[A run of records]
+ + + + +

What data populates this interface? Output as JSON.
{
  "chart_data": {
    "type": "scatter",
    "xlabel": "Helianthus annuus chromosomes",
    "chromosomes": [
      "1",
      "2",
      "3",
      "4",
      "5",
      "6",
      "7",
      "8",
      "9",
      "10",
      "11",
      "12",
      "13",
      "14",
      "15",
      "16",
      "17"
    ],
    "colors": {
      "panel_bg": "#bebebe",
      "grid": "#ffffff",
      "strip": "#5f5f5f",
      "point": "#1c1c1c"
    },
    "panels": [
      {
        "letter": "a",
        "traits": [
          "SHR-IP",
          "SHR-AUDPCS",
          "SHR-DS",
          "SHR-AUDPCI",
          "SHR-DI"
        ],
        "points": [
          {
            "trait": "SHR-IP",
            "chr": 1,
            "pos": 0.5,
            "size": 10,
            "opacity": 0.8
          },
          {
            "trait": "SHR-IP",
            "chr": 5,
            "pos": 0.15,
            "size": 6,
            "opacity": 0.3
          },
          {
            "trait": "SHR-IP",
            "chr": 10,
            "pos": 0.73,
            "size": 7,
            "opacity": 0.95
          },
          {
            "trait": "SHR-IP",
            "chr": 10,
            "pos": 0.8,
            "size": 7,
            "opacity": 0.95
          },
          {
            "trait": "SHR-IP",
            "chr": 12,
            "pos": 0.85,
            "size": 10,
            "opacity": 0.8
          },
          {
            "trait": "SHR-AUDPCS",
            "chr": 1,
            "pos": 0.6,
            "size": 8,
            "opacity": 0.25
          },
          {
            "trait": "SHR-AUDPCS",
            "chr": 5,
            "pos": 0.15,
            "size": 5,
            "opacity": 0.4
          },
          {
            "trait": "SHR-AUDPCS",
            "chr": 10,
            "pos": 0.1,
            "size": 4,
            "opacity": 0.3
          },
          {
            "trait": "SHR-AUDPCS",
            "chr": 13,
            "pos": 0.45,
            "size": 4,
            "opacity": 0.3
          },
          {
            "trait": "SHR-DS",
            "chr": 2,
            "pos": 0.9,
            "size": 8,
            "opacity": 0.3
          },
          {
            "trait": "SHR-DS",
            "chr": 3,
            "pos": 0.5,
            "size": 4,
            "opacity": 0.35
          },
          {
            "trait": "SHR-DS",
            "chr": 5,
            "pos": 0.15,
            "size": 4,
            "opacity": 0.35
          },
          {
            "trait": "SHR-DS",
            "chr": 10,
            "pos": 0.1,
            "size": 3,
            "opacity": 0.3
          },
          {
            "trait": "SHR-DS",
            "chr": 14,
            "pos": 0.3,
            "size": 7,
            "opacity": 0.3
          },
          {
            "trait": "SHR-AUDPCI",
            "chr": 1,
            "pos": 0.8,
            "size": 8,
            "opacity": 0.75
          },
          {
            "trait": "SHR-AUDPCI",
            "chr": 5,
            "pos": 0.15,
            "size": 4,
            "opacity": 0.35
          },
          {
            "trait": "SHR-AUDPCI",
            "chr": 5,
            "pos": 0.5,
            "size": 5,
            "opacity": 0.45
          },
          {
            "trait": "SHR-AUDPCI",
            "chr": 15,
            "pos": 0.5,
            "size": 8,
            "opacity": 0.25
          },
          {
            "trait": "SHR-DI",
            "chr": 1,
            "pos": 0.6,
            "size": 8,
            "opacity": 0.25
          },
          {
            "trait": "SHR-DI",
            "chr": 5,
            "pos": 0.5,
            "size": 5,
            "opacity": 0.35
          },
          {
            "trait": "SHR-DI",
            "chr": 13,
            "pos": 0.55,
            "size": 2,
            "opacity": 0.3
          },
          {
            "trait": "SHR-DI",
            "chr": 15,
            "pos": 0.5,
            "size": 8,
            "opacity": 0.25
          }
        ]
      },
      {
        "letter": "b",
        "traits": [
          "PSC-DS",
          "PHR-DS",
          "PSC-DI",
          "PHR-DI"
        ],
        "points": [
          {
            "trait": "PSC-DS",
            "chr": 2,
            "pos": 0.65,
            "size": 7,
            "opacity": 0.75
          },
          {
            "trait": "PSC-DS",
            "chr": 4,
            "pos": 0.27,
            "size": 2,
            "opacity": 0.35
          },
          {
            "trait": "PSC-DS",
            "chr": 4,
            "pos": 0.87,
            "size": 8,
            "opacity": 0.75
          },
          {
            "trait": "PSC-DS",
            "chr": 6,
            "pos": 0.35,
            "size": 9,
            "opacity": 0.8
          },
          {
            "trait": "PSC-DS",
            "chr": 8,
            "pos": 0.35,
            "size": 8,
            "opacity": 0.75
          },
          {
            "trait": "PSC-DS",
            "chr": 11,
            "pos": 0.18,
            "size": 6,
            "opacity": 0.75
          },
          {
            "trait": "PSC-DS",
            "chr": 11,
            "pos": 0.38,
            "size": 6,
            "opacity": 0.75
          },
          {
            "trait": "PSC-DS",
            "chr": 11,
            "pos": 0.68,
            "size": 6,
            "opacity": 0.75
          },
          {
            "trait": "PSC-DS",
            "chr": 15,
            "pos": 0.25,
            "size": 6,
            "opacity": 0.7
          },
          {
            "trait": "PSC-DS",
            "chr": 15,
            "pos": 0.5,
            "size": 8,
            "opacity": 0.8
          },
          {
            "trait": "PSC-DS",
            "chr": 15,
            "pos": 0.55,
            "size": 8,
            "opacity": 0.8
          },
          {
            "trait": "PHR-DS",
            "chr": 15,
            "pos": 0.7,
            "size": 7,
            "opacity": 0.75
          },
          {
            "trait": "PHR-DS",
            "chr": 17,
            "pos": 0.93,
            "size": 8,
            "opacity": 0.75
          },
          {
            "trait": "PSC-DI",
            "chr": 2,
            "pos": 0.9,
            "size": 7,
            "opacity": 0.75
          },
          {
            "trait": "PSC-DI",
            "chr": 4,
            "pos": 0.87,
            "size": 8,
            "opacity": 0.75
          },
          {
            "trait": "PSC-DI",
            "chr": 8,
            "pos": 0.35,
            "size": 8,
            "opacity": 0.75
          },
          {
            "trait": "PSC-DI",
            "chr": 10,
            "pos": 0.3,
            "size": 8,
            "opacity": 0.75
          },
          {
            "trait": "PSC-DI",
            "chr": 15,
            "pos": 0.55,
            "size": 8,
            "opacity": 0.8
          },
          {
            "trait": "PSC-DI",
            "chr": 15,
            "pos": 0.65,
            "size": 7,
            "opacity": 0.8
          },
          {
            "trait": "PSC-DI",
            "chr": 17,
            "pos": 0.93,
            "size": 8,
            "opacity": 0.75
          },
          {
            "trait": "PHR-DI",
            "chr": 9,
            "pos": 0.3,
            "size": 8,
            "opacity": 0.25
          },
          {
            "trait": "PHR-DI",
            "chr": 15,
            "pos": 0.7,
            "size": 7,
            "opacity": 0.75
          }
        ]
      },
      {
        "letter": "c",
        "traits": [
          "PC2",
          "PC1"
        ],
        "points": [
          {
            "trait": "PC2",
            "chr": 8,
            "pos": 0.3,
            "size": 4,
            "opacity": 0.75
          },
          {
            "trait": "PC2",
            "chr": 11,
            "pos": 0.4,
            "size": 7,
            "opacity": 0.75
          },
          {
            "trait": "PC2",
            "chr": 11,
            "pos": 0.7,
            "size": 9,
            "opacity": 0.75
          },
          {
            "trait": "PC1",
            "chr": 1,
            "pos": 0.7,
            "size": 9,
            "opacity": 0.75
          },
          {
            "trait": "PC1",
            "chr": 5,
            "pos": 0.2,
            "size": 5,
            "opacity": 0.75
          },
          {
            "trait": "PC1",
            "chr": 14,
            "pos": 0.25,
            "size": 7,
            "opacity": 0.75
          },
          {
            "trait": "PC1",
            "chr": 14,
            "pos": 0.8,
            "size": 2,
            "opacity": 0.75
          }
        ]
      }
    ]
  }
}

+ + + + +

Requirement. Reproduce the data, keeping every line exactly the same.

Exercise solution.
What data populates this interface? Output as JSON.
{
  "chart_data": {
    "type": "scatter",
    "xlabel": "Helianthus annuus chromosomes",
    "chromosomes": [
      "1",
      "2",
      "3",
      "4",
      "5",
      "6",
      "7",
      "8",
      "9",
      "10",
      "11",
      "12",
      "13",
      "14",
      "15",
      "16",
      "17"
    ],
    "colors": {
      "panel_bg": "#bebebe",
      "grid": "#ffffff",
      "strip": "#5f5f5f",
      "point": "#1c1c1c"
    },
    "panels": [
      {
        "letter": "a",
        "traits": [
          "SHR-IP",
          "SHR-AUDPCS",
          "SHR-DS",
          "SHR-AUDPCI",
          "SHR-DI"
        ],
        "points": [
          {
            "trait": "SHR-IP",
            "chr": 1,
            "pos": 0.5,
            "size": 10,
            "opacity": 0.8
          },
          {
            "trait": "SHR-IP",
            "chr": 5,
            "pos": 0.15,
            "size": 6,
            "opacity": 0.3
          },
          {
            "trait": "SHR-IP",
            "chr": 10,
            "pos": 0.73,
            "size": 7,
            "opacity": 0.95
          },
          {
            "trait": "SHR-IP",
            "chr": 10,
            "pos": 0.8,
            "size": 7,
            "opacity": 0.95
          },
          {
            "trait": "SHR-IP",
            "chr": 12,
            "pos": 0.85,
            "size": 10,
            "opacity": 0.8
          },
          {
            "trait": "SHR-AUDPCS",
            "chr": 1,
            "pos": 0.6,
            "size": 8,
            "opacity": 0.25
          },
          {
            "trait": "SHR-AUDPCS",
            "chr": 5,
            "pos": 0.15,
            "size": 5,
            "opacity": 0.4
          },
          {
            "trait": "SHR-AUDPCS",
            "chr": 10,
            "pos": 0.1,
            "size": 4,
            "opacity": 0.3
          },
          {
            "trait": "SHR-AUDPCS",
            "chr": 13,
            "pos": 0.45,
            "size": 4,
            "opacity": 0.3
          },
          {
            "trait": "SHR-DS",
            "chr": 2,
            "pos": 0.9,
            "size": 8,
            "opacity": 0.3
          },
          {
            "trait": "SHR-DS",
            "chr": 3,
            "pos": 0.5,
            "size": 4,
            "opacity": 0.35
          },
          {
            "trait": "SHR-DS",
            "chr": 5,
            "pos": 0.15,
            "size": 4,
            "opacity": 0.35
          },
          {
            "trait": "SHR-DS",
            "chr": 10,
            "pos": 0.1,
            "size": 3,
            "opacity": 0.3
          },
          {
            "trait": "SHR-DS",
            "chr": 14,
            "pos": 0.3,
            "size": 7,
            "opacity": 0.3
          },
          {
            "trait": "SHR-AUDPCI",
            "chr": 1,
            "pos": 0.8,
            "size": 8,
            "opacity": 0.75
          },
          {
            "trait": "SHR-AUDPCI",
            "chr": 5,
            "pos": 0.15,
            "size": 4,
            "opacity": 0.35
          },
          {
            "trait": "SHR-AUDPCI",
            "chr": 5,
            "pos": 0.5,
            "size": 5,
            "opacity": 0.45
          },
          {
            "trait": "SHR-AUDPCI",
            "chr": 15,
            "pos": 0.5,
            "size": 8,
            "opacity": 0.25
          },
          {
            "trait": "SHR-DI",
            "chr": 1,
            "pos": 0.6,
            "size": 8,
            "opacity": 0.25
          },
          {
            "trait": "SHR-DI",
            "chr": 5,
            "pos": 0.5,
            "size": 5,
            "opacity": 0.35
          },
          {
            "trait": "SHR-DI",
            "chr": 13,
            "pos": 0.55,
            "size": 2,
            "opacity": 0.3
          },
          {
            "trait": "SHR-DI",
            "chr": 15,
            "pos": 0.5,
            "size": 8,
            "opacity": 0.25
          }
        ]
      },
      {
        "letter": "b",
        "traits": [
          "PSC-DS",
          "PHR-DS",
          "PSC-DI",
          "PHR-DI"
        ],
        "points": [
          {
            "trait": "PSC-DS",
            "chr": 2,
            "pos": 0.65,
            "size": 7,
            "opacity": 0.75
          },
          {
            "trait": "PSC-DS",
            "chr": 4,
            "pos": 0.27,
            "size": 2,
            "opacity": 0.35
          },
          {
            "trait": "PSC-DS",
            "chr": 4,
            "pos": 0.87,
            "size": 8,
            "opacity": 0.75
          },
          {
            "trait": "PSC-DS",
            "chr": 6,
            "pos": 0.35,
            "size": 9,
            "opacity": 0.8
          },
          {
            "trait": "PSC-DS",
            "chr": 8,
            "pos": 0.35,
            "size": 8,
            "opacity": 0.75
          },
          {
            "trait": "PSC-DS",
            "chr": 11,
            "pos": 0.18,
            "size": 6,
            "opacity": 0.75
          },
          {
            "trait": "PSC-DS",
            "chr": 11,
            "pos": 0.38,
            "size": 6,
            "opacity": 0.75
          },
          {
            "trait": "PSC-DS",
            "chr": 11,
            "pos": 0.68,
            "size": 6,
            "opacity": 0.75
          },
          {
            "trait": "PSC-DS",
            "chr": 15,
            "pos": 0.25,
            "size": 6,
            "opacity": 0.7
          },
          {
            "trait": "PSC-DS",
            "chr": 15,
            "pos": 0.5,
            "size": 8,
            "opacity": 0.8
          },
          {
            "trait": "PSC-DS",
            "chr": 15,
            "pos": 0.55,
            "size": 8,
            "opacity": 0.8
          },
          {
            "trait": "PHR-DS",
            "chr": 15,
            "pos": 0.7,
            "size": 7,
            "opacity": 0.75
          },
          {
            "trait": "PHR-DS",
            "chr": 17,
            "pos": 0.93,
            "size": 8,
            "opacity": 0.75
          },
          {
            "trait": "PSC-DI",
            "chr": 2,
            "pos": 0.9,
            "size": 7,
            "opacity": 0.75
          },
          {
            "trait": "PSC-DI",
            "chr": 4,
            "pos": 0.87,
            "size": 8,
            "opacity": 0.75
          },
          {
            "trait": "PSC-DI",
            "chr": 8,
            "pos": 0.35,
            "size": 8,
            "opacity": 0.75
          },
          {
            "trait": "PSC-DI",
            "chr": 10,
            "pos": 0.3,
            "size": 8,
            "opacity": 0.75
          },
          {
            "trait": "PSC-DI",
            "chr": 15,
            "pos": 0.55,
            "size": 8,
            "opacity": 0.8
          },
          {
            "trait": "PSC-DI",
            "chr": 15,
            "pos": 0.65,
            "size": 7,
            "opacity": 0.8
          },
          {
            "trait": "PSC-DI",
            "chr": 17,
            "pos": 0.93,
            "size": 8,
            "opacity": 0.75
          },
          {
            "trait": "PHR-DI",
            "chr": 9,
            "pos": 0.3,
            "size": 8,
            "opacity": 0.25
          },
          {
            "trait": "PHR-DI",
            "chr": 15,
            "pos": 0.7,
            "size": 7,
            "opacity": 0.75
          }
        ]
      },
      {
        "letter": "c",
        "traits": [
          "PC2",
          "PC1"
        ],
        "points": [
          {
            "trait": "PC2",
            "chr": 8,
            "pos": 0.3,
            "size": 4,
            "opacity": 0.75
          },
          {
            "trait": "PC2",
            "chr": 11,
            "pos": 0.4,
            "size": 7,
            "opacity": 0.75
          },
          {
            "trait": "PC2",
            "chr": 11,
            "pos": 0.7,
            "size": 9,
            "opacity": 0.75
          },
          {
            "trait": "PC1",
            "chr": 1,
            "pos": 0.7,
            "size": 9,
            "opacity": 0.75
          },
          {
            "trait": "PC1",
            "chr": 5,
            "pos": 0.2,
            "size": 5,
            "opacity": 0.75
          },
          {
            "trait": "PC1",
            "chr": 14,
            "pos": 0.25,
            "size": 7,
            "opacity": 0.75
          },
          {
            "trait": "PC1",
            "chr": 14,
            "pos": 0.8,
            "size": 2,
            "opacity": 0.75
          }
        ]
      }
    ]
  }
}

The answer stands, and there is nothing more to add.